(Collected data)
____________________
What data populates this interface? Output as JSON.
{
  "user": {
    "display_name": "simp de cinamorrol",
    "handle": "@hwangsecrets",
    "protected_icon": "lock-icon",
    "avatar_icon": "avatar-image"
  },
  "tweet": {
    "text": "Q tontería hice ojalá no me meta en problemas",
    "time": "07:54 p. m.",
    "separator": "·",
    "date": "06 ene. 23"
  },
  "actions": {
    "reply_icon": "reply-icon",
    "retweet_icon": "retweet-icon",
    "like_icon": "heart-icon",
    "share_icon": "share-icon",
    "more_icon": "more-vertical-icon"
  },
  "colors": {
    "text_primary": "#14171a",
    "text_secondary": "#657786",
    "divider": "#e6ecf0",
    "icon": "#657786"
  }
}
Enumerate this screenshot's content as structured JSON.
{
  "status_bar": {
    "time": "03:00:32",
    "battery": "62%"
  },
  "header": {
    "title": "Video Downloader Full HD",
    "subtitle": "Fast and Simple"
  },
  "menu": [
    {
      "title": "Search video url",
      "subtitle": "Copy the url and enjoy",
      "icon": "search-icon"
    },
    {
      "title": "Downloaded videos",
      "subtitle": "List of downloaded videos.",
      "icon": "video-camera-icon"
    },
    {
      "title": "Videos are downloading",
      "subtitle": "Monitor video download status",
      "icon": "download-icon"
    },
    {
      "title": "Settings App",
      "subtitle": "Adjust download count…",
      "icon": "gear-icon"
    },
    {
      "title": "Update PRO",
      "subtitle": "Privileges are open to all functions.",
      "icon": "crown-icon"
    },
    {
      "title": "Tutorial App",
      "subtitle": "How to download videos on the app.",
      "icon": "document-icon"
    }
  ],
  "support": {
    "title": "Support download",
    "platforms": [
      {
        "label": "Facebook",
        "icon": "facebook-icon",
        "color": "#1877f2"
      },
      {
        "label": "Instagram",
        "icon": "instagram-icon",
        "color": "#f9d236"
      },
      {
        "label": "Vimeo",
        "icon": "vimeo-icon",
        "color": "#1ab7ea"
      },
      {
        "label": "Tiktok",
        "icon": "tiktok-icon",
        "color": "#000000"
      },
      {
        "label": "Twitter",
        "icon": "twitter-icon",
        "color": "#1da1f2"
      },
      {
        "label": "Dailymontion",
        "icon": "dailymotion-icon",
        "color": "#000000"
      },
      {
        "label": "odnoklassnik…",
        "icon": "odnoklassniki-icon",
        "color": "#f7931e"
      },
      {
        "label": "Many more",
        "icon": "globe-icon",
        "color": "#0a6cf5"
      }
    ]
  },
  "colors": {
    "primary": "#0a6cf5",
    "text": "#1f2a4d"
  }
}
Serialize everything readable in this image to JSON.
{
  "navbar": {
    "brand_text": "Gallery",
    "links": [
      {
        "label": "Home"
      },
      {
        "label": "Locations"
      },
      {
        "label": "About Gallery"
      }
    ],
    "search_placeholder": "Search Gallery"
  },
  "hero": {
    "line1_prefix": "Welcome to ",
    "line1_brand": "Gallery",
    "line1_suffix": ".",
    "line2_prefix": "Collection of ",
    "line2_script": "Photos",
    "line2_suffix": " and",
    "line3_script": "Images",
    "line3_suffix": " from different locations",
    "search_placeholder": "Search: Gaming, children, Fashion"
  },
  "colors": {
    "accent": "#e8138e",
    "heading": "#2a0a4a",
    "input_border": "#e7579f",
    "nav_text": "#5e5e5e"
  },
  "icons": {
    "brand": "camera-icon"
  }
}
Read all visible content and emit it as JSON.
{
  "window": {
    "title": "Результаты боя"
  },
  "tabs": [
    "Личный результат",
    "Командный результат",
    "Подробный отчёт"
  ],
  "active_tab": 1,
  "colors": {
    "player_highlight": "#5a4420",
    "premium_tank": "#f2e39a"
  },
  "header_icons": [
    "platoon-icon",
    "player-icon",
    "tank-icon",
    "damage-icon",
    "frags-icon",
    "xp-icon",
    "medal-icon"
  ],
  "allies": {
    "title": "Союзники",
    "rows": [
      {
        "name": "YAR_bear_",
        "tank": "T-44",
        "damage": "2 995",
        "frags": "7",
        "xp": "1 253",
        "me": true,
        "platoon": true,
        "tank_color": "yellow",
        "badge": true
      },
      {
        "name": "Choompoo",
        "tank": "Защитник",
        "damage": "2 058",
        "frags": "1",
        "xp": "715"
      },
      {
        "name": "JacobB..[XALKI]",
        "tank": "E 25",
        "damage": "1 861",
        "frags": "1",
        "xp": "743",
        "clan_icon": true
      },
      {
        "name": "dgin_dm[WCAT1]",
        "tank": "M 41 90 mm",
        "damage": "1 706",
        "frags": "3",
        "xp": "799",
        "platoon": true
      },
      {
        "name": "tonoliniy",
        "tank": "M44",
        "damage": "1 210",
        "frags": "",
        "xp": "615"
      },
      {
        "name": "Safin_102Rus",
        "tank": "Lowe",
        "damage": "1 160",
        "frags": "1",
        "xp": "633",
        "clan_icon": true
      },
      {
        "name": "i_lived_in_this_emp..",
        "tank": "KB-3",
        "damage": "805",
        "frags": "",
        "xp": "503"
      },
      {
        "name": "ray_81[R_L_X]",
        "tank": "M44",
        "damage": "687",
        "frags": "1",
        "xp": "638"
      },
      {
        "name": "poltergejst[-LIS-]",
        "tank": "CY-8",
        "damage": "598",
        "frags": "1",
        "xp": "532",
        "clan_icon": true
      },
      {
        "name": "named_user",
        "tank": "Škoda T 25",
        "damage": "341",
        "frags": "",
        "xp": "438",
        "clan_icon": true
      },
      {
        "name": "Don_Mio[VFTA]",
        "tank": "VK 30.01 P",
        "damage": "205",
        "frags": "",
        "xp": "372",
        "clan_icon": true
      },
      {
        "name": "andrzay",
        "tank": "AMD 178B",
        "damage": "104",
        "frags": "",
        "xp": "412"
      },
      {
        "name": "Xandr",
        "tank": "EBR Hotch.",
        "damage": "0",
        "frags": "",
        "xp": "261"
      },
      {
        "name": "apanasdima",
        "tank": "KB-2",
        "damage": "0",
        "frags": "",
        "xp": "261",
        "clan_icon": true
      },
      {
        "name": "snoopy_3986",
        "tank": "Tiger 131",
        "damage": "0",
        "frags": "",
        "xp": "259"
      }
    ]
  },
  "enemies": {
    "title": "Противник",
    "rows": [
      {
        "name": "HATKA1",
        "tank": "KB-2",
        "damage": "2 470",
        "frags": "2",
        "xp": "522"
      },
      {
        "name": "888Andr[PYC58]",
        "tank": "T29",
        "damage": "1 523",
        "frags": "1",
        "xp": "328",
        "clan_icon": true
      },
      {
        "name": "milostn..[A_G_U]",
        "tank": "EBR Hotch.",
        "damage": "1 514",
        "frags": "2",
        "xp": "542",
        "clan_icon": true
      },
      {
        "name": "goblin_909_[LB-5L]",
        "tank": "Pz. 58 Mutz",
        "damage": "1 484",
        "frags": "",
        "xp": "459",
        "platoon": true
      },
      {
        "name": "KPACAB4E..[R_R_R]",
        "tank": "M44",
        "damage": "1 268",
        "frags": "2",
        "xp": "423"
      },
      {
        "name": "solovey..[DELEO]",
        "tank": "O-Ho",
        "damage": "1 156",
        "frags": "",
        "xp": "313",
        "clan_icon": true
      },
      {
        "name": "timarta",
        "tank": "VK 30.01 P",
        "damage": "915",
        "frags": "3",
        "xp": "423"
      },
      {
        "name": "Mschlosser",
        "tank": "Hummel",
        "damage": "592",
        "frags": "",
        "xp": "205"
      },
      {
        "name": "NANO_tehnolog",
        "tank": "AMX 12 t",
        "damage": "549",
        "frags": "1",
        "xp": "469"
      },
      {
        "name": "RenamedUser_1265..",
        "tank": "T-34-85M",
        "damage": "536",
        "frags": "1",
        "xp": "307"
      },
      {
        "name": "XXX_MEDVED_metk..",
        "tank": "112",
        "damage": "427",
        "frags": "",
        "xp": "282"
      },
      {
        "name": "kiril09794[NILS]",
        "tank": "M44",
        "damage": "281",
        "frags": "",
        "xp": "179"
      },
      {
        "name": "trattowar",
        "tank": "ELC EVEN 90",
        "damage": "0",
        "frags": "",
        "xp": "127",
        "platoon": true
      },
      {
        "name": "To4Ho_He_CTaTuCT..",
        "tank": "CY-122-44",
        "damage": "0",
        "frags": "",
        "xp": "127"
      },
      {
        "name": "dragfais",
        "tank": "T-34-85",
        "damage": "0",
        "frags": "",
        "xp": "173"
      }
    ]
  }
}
____________________
Reproduce each line of the material containing the word "JSON".

CORRECT OUTPUT:
What data populates this interface? Output as JSON.
Enumerate this screenshot's content as structured JSON.
Serialize everything readable in this image to JSON.
Read all visible content and emit it as JSON.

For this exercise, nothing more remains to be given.